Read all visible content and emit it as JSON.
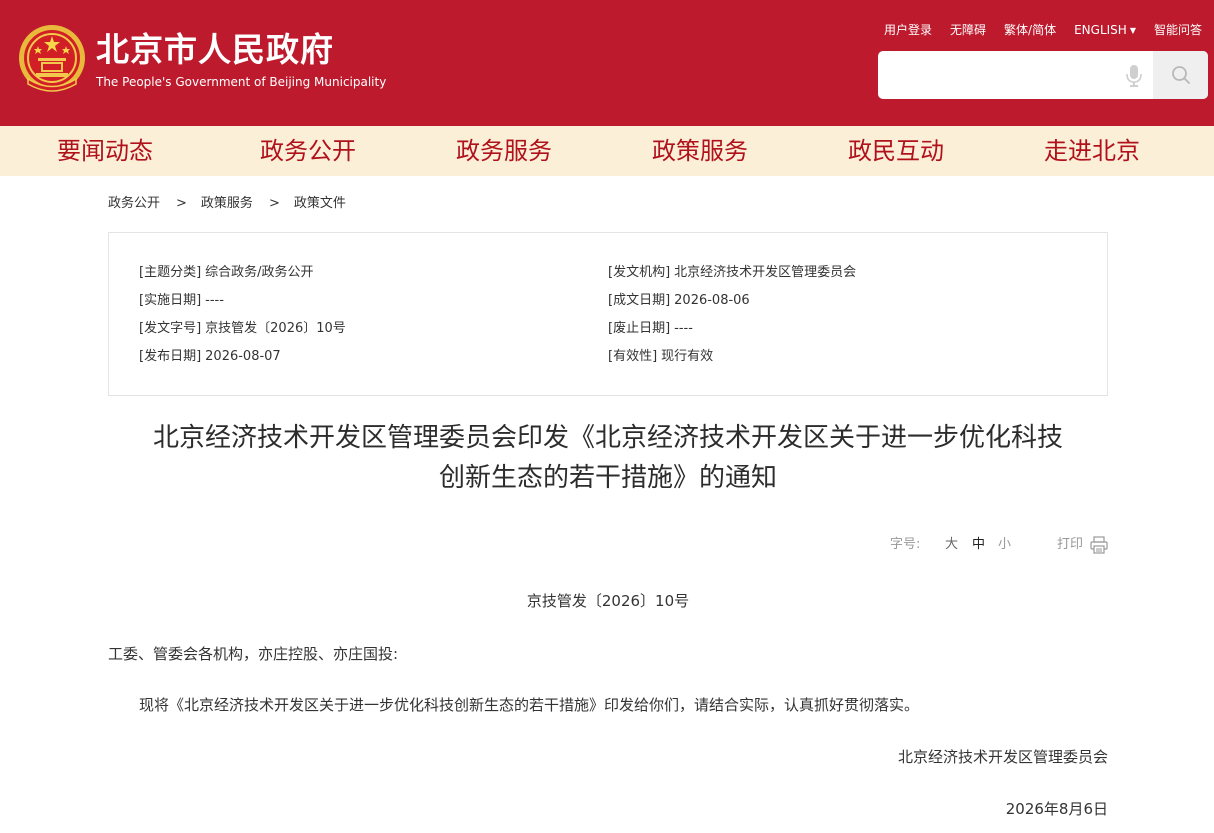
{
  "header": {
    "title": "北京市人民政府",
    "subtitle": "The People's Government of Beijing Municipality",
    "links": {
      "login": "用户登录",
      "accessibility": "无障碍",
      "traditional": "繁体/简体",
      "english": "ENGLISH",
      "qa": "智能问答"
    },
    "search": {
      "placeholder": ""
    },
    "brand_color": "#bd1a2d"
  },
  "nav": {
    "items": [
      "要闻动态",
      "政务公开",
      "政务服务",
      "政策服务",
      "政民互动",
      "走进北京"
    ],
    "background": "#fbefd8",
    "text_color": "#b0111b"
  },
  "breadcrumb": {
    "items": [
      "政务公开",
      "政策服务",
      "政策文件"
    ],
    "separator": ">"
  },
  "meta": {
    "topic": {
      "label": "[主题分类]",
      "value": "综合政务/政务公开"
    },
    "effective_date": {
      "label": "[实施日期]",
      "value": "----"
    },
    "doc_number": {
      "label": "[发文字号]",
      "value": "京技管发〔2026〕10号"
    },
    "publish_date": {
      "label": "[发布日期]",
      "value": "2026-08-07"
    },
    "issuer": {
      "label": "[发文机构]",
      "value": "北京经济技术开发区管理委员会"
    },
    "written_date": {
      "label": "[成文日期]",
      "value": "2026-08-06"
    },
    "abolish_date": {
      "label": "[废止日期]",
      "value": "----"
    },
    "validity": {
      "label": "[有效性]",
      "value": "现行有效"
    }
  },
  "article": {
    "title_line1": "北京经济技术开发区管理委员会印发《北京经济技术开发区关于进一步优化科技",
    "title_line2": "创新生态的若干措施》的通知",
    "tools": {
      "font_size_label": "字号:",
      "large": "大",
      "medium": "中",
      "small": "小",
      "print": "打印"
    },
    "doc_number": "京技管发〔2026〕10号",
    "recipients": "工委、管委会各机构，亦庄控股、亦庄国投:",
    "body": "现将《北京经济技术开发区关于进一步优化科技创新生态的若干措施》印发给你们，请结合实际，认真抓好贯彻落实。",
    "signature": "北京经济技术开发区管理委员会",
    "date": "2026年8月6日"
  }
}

● ● ●

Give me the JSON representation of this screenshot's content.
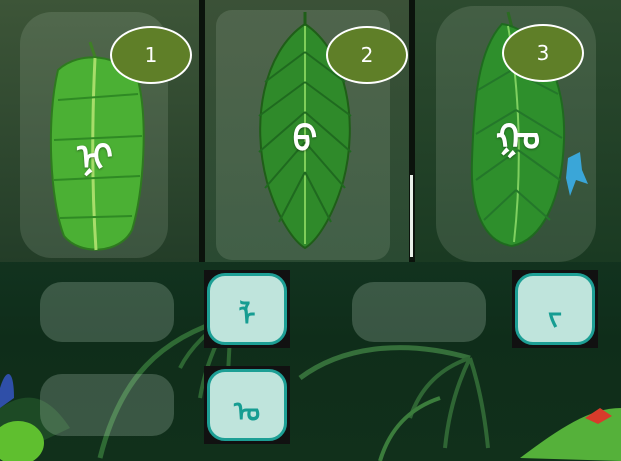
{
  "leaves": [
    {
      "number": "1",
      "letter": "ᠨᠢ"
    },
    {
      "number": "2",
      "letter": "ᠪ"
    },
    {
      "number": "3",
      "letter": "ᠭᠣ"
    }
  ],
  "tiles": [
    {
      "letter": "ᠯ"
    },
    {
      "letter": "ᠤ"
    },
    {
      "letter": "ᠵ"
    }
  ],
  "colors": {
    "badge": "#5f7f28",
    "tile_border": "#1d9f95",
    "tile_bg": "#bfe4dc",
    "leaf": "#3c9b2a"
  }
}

● ● ●

Exercise description: Extract every line of the records above that contains the word "JSON".

Result for this exercise:
Read all visible content and emit it as JSON.
Give me the JSON representation of this screenshot's content.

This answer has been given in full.